**Trecho do texto**
________________

Agente secreta de mim mesma

Foto: Divulgação

Noites de sábado são fascinantes. Por isso, algumas serão lembradas, especialmente aquelas em que eu deixei a solidão em casa.

Sempre fui avessa a lugares cheios e barulhos exagerados, mas abro espaço, atravesso a multidão. Tenho um encontro silencioso com a poesia. Pura. Intimista. Sagrada.

Sou contemplada por ela. Ah, se eu pudesse ficar um pouco mais…

Alguns passos dali, no caminho de volta, a igreja de paredes brancas, alvejada de luz, parece uma visão. Faço parte deste instante. Vestida de negro, agente secreta de mim mesma, fito-a na calçada, elevando os olhos à torre, até quase não poder mais, até a fé se render, e suspiro: Amanhã o sino tocará só para mim.

________________

**Dados de entrada**
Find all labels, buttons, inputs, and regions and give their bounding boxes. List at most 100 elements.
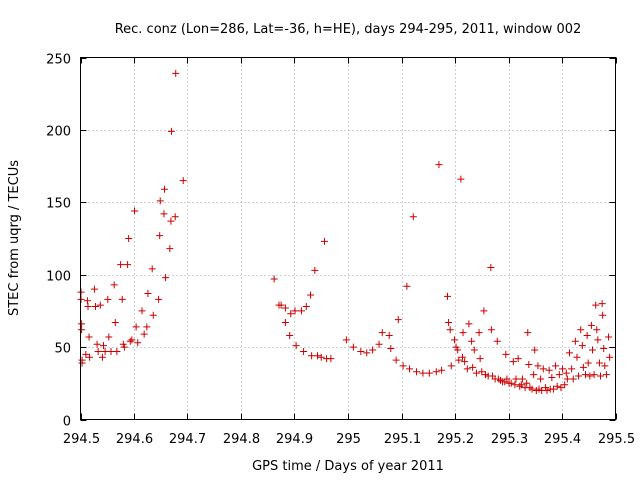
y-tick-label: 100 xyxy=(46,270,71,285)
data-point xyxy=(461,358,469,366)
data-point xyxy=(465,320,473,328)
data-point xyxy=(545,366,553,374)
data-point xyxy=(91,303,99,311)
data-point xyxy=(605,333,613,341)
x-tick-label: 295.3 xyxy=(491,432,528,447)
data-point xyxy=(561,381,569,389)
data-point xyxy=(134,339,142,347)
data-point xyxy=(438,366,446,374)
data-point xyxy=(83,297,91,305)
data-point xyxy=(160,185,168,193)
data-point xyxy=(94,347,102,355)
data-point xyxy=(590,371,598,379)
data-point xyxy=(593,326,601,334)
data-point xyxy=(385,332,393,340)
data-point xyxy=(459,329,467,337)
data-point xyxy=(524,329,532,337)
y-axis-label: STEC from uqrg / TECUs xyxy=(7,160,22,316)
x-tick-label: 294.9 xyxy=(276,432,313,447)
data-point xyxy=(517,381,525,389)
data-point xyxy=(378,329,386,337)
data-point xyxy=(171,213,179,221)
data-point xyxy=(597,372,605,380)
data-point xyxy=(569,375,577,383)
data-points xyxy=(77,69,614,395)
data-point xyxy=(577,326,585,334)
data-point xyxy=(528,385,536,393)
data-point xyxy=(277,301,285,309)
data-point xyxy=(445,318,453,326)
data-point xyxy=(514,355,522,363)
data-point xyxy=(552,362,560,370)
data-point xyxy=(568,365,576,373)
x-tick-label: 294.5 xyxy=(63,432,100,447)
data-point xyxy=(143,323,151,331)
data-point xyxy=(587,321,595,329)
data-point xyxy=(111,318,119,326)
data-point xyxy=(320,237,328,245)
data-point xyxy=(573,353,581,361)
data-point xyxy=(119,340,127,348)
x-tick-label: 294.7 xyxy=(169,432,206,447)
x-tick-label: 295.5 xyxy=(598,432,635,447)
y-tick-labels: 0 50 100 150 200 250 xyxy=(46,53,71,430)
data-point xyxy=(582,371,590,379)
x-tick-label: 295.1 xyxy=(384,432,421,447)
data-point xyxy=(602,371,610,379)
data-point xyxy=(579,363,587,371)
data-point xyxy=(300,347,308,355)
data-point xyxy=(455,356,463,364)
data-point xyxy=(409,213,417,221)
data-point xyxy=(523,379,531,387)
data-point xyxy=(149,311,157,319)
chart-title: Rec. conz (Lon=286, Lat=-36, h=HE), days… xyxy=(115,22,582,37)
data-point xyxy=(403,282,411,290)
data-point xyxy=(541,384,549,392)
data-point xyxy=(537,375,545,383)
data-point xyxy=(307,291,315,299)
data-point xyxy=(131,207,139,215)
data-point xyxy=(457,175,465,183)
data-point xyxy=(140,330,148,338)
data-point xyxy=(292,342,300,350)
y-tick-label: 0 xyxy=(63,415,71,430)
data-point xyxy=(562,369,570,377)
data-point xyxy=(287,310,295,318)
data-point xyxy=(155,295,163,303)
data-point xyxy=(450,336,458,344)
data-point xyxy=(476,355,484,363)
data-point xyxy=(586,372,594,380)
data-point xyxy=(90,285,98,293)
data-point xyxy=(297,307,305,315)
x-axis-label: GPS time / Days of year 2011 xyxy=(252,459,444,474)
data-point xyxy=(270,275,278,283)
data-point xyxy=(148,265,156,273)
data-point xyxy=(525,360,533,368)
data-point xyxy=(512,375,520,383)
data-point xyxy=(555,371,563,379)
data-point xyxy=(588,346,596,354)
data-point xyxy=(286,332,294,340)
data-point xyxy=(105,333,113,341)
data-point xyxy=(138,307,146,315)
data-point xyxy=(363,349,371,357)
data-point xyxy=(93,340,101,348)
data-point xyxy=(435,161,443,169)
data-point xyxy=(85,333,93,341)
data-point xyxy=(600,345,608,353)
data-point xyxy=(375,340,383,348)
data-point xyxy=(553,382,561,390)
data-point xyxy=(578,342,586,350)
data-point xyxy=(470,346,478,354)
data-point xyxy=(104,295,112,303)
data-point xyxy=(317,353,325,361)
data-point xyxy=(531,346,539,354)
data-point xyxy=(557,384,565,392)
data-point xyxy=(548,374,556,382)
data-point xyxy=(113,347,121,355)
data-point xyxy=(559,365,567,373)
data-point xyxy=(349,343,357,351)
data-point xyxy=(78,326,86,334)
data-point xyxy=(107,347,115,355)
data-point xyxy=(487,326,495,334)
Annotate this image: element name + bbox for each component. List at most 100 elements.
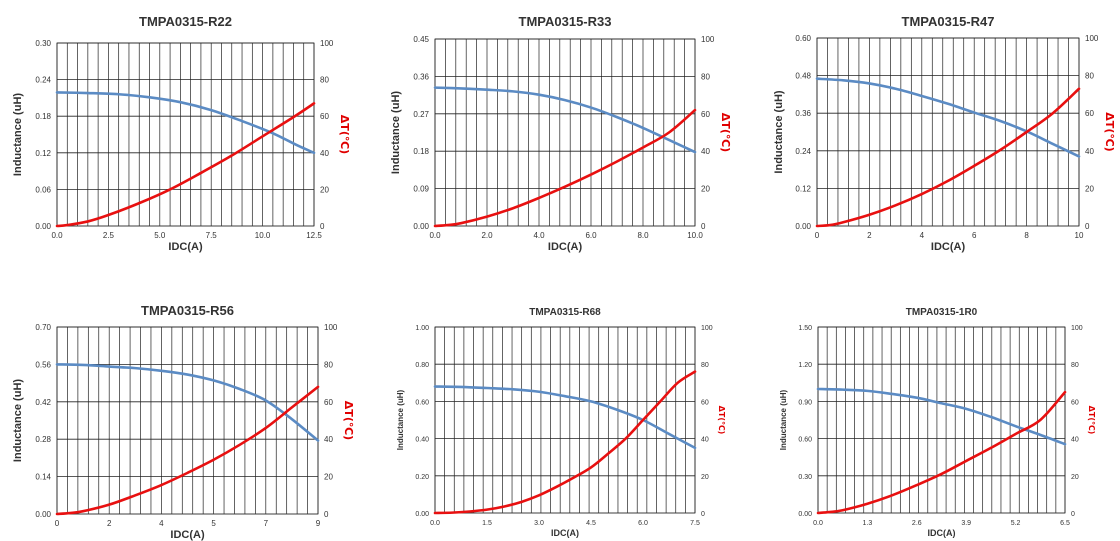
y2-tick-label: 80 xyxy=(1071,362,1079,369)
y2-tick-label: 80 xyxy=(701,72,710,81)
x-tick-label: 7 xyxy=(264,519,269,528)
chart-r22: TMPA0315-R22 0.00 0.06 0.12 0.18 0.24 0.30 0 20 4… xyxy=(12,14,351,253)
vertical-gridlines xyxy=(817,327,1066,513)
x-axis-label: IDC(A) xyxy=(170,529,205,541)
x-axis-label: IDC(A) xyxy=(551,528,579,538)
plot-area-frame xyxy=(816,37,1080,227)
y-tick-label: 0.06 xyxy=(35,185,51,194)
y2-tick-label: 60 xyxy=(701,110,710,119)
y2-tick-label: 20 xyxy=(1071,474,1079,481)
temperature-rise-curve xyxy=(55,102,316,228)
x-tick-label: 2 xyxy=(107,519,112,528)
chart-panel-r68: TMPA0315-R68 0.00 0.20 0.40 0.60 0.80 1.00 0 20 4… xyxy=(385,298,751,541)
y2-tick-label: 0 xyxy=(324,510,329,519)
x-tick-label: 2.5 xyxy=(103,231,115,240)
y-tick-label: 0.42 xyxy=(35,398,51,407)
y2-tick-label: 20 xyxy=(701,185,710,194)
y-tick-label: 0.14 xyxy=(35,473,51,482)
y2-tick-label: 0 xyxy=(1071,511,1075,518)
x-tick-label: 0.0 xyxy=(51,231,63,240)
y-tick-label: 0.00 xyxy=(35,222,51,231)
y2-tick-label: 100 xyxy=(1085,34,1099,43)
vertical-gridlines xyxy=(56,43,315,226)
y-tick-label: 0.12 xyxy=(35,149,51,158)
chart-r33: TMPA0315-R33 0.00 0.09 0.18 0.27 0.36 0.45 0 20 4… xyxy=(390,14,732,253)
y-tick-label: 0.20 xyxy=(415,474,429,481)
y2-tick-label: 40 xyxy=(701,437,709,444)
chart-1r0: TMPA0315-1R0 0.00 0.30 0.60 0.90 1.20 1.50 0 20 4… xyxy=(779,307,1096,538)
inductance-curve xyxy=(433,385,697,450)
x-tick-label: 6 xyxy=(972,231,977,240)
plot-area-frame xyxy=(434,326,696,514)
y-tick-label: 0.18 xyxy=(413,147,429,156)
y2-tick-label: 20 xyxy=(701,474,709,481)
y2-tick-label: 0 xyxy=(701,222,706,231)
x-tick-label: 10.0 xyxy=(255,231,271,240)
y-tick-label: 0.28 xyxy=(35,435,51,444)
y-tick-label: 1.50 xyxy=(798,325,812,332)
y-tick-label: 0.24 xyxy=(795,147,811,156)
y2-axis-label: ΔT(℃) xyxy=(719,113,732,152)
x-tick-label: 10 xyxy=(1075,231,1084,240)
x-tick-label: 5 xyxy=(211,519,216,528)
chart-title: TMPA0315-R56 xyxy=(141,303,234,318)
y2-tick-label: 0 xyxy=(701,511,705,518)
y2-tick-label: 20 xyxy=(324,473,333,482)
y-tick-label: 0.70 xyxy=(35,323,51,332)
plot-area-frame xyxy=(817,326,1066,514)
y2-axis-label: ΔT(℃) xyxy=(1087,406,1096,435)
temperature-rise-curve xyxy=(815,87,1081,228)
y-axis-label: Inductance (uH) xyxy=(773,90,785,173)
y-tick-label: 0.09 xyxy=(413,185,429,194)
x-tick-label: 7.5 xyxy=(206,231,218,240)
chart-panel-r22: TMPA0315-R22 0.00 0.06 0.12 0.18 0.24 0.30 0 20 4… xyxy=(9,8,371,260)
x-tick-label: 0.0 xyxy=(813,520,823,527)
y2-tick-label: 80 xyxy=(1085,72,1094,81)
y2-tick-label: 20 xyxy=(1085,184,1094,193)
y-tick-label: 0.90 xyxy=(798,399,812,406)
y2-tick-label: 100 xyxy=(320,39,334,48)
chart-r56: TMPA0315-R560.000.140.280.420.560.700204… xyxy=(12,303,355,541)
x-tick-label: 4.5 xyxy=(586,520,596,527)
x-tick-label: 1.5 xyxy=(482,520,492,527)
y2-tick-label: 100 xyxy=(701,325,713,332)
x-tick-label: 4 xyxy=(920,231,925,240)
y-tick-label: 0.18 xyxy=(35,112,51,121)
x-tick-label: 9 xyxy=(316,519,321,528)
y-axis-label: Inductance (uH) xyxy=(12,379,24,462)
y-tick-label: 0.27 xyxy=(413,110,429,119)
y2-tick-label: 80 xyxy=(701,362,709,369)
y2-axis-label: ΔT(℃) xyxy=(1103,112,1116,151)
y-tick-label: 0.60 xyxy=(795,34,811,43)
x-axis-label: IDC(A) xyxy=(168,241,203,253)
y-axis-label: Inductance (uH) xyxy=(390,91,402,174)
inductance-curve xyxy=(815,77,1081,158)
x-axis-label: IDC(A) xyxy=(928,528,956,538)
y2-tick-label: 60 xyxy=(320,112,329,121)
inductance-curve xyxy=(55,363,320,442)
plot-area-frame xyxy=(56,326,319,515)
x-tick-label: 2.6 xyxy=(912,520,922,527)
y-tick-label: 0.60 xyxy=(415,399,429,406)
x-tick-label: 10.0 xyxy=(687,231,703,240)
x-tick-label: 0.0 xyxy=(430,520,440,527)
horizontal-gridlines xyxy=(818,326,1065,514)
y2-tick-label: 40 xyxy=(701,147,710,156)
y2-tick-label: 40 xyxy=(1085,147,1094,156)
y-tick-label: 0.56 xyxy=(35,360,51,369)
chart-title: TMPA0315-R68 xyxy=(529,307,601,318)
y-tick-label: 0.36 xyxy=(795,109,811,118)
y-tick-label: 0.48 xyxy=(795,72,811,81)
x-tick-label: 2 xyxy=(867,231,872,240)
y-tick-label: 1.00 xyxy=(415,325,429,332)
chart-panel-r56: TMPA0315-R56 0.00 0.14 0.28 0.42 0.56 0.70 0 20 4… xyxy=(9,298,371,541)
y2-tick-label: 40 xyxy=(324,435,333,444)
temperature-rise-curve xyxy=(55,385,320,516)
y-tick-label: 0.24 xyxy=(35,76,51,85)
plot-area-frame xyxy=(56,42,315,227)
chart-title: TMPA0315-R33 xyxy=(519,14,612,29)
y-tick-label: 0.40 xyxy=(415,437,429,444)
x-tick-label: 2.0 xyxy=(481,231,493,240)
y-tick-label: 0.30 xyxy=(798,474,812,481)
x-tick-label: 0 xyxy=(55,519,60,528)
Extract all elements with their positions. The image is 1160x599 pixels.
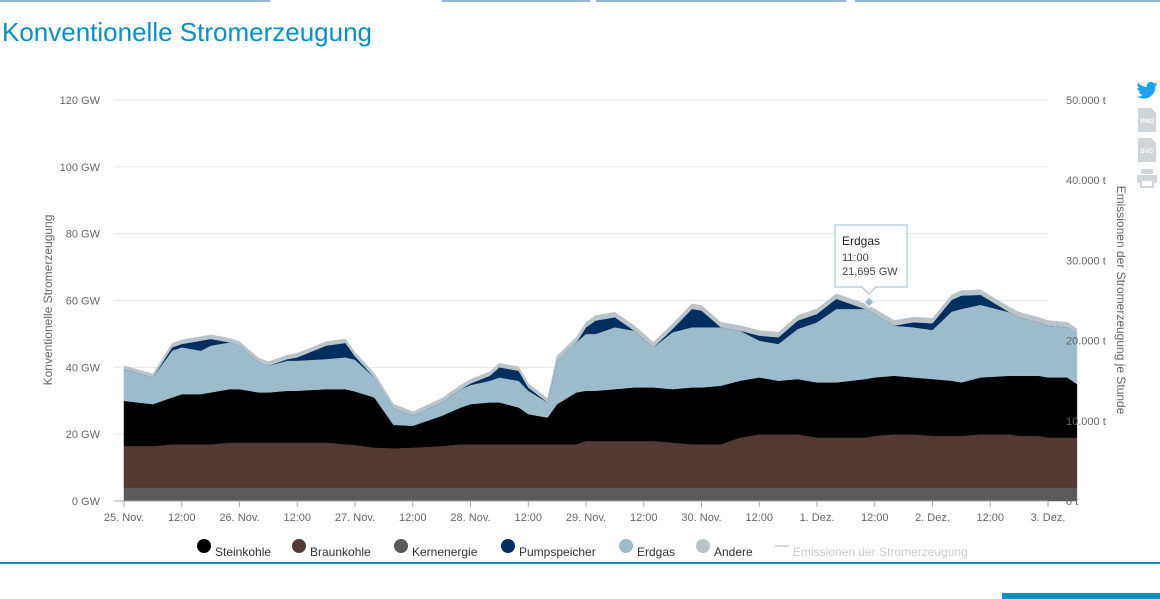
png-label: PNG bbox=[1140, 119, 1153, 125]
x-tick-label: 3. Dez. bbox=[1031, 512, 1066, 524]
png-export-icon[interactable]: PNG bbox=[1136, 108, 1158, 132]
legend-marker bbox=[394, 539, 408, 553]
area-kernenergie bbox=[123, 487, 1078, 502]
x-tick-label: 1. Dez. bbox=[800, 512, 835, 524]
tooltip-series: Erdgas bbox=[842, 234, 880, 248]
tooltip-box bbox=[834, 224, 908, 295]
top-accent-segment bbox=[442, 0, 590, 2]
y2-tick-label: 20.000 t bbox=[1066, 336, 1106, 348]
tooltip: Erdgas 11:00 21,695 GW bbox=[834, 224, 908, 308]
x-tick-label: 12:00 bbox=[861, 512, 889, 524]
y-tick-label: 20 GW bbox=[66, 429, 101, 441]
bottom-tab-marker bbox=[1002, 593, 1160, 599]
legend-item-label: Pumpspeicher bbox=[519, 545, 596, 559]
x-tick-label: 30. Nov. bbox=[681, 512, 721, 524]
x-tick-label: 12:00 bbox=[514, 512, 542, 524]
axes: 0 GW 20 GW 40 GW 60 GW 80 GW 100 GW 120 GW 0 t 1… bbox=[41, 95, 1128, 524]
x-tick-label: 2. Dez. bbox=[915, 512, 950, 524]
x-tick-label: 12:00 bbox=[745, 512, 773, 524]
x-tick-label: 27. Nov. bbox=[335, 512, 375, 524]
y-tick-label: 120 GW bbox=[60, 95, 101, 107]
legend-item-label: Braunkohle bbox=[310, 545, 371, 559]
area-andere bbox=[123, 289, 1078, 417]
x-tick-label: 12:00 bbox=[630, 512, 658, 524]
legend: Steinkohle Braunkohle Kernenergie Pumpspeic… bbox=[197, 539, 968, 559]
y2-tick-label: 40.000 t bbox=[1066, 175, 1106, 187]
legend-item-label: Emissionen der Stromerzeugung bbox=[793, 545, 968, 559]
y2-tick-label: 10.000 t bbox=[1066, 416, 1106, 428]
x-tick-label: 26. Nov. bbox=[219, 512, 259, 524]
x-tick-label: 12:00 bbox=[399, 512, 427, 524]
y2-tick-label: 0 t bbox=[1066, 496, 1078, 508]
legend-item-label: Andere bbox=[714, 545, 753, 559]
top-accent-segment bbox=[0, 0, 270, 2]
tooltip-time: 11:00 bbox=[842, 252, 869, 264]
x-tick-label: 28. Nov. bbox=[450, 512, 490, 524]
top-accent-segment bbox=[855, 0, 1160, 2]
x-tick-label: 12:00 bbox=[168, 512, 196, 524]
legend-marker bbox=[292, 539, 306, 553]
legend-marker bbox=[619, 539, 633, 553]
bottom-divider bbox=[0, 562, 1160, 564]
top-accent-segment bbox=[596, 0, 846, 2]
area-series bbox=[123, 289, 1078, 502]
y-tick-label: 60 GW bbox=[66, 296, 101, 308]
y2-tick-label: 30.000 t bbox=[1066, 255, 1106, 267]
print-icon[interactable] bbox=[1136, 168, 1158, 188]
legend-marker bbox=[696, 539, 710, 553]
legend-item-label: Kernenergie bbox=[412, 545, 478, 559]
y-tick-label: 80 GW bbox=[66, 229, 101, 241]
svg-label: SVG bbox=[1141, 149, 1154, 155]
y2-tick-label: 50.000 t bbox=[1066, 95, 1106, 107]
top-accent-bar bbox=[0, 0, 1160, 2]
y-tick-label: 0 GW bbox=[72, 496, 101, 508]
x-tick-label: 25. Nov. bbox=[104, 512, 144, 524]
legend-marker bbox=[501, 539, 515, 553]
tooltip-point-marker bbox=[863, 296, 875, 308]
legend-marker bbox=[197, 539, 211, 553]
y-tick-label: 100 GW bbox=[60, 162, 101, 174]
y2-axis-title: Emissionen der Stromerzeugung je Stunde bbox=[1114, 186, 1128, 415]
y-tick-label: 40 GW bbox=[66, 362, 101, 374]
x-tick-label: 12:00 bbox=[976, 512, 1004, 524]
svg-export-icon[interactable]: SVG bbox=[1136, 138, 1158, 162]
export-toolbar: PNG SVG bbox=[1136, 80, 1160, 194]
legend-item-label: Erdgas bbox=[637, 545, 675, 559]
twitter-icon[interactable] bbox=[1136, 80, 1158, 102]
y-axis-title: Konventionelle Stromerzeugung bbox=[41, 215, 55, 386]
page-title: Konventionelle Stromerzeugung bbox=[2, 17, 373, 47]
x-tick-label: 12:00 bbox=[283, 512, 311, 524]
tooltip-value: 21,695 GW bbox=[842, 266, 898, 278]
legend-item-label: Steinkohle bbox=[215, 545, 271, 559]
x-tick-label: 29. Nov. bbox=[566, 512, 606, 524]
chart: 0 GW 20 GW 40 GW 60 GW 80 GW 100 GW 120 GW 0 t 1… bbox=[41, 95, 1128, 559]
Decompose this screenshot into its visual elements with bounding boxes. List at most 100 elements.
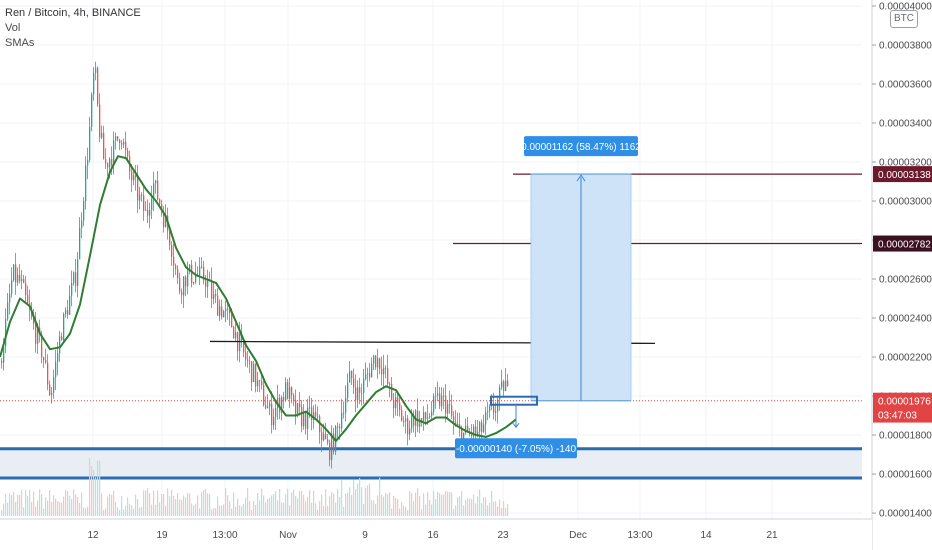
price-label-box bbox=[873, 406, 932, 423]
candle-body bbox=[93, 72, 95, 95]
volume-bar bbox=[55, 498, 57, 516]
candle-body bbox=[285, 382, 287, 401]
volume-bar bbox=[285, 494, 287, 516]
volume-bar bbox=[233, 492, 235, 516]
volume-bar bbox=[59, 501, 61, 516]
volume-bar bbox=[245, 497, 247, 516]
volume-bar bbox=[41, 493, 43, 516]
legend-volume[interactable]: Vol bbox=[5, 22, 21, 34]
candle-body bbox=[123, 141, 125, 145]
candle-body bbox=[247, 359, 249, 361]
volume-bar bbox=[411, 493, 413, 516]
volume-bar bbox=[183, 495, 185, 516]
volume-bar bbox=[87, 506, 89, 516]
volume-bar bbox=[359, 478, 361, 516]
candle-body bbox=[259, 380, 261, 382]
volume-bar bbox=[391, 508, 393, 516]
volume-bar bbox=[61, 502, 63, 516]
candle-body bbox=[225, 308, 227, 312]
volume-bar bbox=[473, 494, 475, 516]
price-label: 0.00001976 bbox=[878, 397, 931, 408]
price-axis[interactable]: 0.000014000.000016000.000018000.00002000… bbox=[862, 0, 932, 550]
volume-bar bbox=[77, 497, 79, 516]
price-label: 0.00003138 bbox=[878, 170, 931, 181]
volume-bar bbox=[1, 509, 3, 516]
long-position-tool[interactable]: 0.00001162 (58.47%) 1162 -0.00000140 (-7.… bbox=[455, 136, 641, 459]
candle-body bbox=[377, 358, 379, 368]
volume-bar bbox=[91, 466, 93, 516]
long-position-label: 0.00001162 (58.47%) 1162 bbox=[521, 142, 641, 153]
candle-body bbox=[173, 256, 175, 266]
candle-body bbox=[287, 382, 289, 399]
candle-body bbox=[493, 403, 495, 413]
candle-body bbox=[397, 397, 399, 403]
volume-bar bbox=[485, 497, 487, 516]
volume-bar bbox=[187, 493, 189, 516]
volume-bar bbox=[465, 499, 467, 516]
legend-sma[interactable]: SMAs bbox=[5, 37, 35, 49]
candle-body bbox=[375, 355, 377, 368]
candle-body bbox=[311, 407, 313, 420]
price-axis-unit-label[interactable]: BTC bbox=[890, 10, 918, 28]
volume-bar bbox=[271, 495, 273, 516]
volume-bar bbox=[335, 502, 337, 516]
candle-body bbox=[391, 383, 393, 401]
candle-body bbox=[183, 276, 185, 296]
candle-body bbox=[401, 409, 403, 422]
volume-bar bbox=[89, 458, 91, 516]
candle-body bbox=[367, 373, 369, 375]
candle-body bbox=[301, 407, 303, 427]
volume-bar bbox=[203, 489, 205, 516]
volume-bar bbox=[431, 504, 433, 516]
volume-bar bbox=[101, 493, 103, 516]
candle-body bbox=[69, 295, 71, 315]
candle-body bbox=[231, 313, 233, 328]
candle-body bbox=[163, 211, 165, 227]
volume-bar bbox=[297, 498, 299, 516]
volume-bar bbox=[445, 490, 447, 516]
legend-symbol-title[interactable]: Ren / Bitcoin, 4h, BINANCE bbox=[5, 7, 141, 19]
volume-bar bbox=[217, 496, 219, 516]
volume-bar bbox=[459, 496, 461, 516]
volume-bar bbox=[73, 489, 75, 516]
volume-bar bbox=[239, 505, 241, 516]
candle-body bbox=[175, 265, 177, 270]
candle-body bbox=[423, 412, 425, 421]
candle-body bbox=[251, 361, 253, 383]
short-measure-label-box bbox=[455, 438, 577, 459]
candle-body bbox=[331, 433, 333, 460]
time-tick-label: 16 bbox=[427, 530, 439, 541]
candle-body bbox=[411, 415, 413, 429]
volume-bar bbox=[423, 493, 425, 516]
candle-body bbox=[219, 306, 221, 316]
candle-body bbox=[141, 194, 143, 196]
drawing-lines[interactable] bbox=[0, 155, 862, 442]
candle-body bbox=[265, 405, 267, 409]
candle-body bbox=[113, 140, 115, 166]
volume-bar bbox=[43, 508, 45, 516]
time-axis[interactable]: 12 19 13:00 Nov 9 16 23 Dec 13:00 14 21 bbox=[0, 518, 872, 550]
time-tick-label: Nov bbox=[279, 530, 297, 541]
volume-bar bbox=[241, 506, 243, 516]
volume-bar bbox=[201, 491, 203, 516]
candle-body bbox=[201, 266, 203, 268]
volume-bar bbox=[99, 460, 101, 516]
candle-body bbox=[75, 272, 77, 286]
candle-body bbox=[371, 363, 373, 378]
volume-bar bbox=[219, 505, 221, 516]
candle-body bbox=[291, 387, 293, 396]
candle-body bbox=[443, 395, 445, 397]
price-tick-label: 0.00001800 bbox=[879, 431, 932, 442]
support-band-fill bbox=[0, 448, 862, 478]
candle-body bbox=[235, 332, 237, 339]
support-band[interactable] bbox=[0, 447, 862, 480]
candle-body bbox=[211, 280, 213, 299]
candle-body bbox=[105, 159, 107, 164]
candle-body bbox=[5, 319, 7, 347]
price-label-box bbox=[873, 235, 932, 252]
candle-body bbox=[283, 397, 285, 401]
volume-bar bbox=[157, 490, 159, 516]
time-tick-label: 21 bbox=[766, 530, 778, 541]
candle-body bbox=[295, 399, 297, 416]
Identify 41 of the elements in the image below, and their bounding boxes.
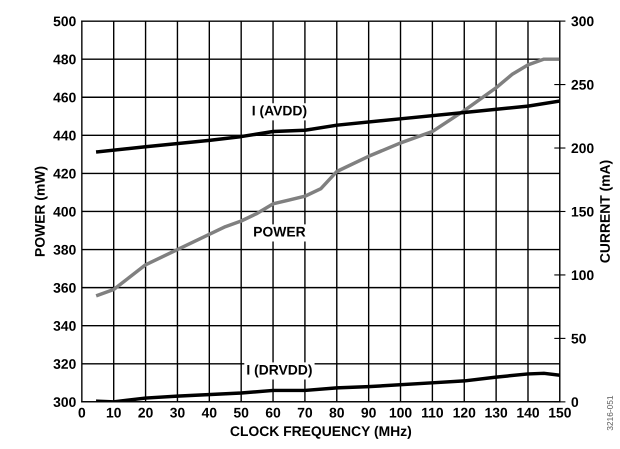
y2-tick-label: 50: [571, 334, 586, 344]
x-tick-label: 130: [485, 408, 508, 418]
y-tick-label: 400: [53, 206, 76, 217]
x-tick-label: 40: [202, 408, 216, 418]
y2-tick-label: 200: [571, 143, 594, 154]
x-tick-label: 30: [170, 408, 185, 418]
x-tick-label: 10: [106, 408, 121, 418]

________________

**O que fazer**
1 – No trecho do texto, de que cor são as paredes da igreja?
2 – Liste todas as linhas dos registros que contêm a palavra "elements", levando em conta a diferença entre maiúsculas e minúsculas.

**Em resposta**
1 – Brancas.

2 –
Find all labels, buttons, inputs, and regions and give their bounding boxes. List at most 100 elements.
Annotate this image: element name + bbox for each component. List at most 100 elements.
Extract all elements with their positions. The image is 1160x599 pixels.
Decompose this screenshot into its visual elements with bounding boxes. List at most 100 elements.
Identify 41 of the elements in the image below, and their bounding boxes.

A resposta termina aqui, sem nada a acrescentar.